- [TASK GOAL]: Quote the listing below in its entirety, omitting every image.

- [INPUT FOR THIS TASK]:
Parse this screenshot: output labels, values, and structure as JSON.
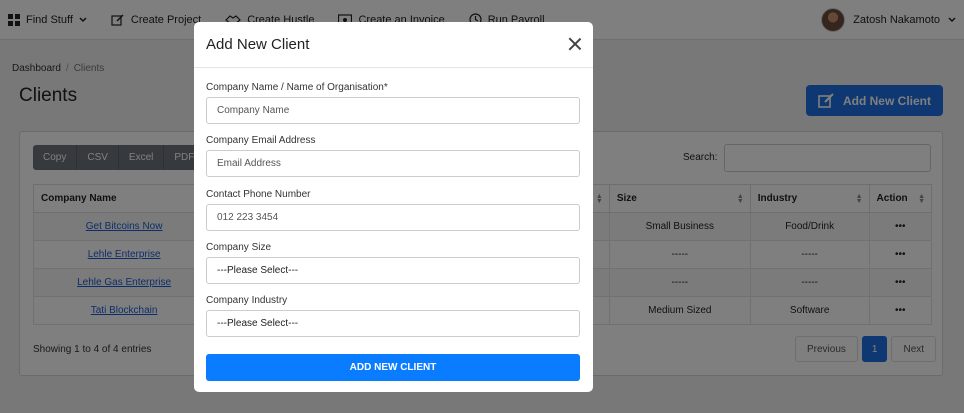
{
  "nav": {
    "items": [
      {
        "label": "Find Stuff"
      },
      {
        "label": "Create Project"
      },
      {
        "label": "Create Hustle"
      },
      {
        "label": "Create an Invoice"
      },
      {
        "label": "Run Payroll"
      }
    ],
    "user_name": "Zatosh Nakamoto"
  },
  "breadcrumb": {
    "home": "Dashboard",
    "current": "Clients"
  },
  "page_title": "Clients",
  "add_client_button": "Add New Client",
  "export_buttons": [
    "Copy",
    "CSV",
    "Excel",
    "PDF"
  ],
  "search_label": "Search:",
  "table": {
    "columns": [
      "Company Name",
      "Size",
      "Industry",
      "Action"
    ],
    "rows": [
      {
        "name": "Get Bitcoins Now",
        "size": "Small Business",
        "industry": "Food/Drink",
        "action": "•••"
      },
      {
        "name": "Lehle Enterprise",
        "size": "-----",
        "industry": "-----",
        "action": "•••"
      },
      {
        "name": "Lehle Gas Enterprise",
        "size": "-----",
        "industry": "-----",
        "action": "•••"
      },
      {
        "name": "Tati Blockchain",
        "size": "Medium Sized",
        "industry": "Software",
        "action": "•••"
      }
    ]
  },
  "showing_text": "Showing 1 to 4 of 4 entries",
  "pagination": {
    "previous": "Previous",
    "page": "1",
    "next": "Next"
  },
  "modal": {
    "title": "Add New Client",
    "fields": {
      "company_name": {
        "label": "Company Name / Name of Organisation*",
        "placeholder": "Company Name"
      },
      "email": {
        "label": "Company Email Address",
        "placeholder": "Email Address"
      },
      "phone": {
        "label": "Contact Phone Number",
        "placeholder": "012 223 3454"
      },
      "size": {
        "label": "Company Size",
        "value": "---Please Select---"
      },
      "industry": {
        "label": "Company Industry",
        "value": "---Please Select---"
      }
    },
    "submit": "ADD NEW CLIENT"
  }
}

- [FINAL ANSWER]:
Parse this screenshot: output labels, values, and structure as JSON.
{
  "nav": {
    "items": [
      {
        "label": "Find Stuff"
      },
      {
        "label": "Create Project"
      },
      {
        "label": "Create Hustle"
      },
      {
        "label": "Create an Invoice"
      },
      {
        "label": "Run Payroll"
      }
    ],
    "user_name": "Zatosh Nakamoto"
  },
  "breadcrumb": {
    "home": "Dashboard",
    "current": "Clients"
  },
  "page_title": "Clients",
  "add_client_button": "Add New Client",
  "export_buttons": [
    "Copy",
    "CSV",
    "Excel",
    "PDF"
  ],
  "search_label": "Search:",
  "table": {
    "columns": [
      "Company Name",
      "Size",
      "Industry",
      "Action"
    ],
    "rows": [
      {
        "name": "Get Bitcoins Now",
        "size": "Small Business",
        "industry": "Food/Drink",
        "action": "•••"
      },
      {
        "name": "Lehle Enterprise",
        "size": "-----",
        "industry": "-----",
        "action": "•••"
      },
      {
        "name": "Lehle Gas Enterprise",
        "size": "-----",
        "industry": "-----",
        "action": "•••"
      },
      {
        "name": "Tati Blockchain",
        "size": "Medium Sized",
        "industry": "Software",
        "action": "•••"
      }
    ]
  },
  "showing_text": "Showing 1 to 4 of 4 entries",
  "pagination": {
    "previous": "Previous",
    "page": "1",
    "next": "Next"
  },
  "modal": {
    "title": "Add New Client",
    "fields": {
      "company_name": {
        "label": "Company Name / Name of Organisation*",
        "placeholder": "Company Name"
      },
      "email": {
        "label": "Company Email Address",
        "placeholder": "Email Address"
      },
      "phone": {
        "label": "Contact Phone Number",
        "placeholder": "012 223 3454"
      },
      "size": {
        "label": "Company Size",
        "value": "---Please Select---"
      },
      "industry": {
        "label": "Company Industry",
        "value": "---Please Select---"
      }
    },
    "submit": "ADD NEW CLIENT"
  }
}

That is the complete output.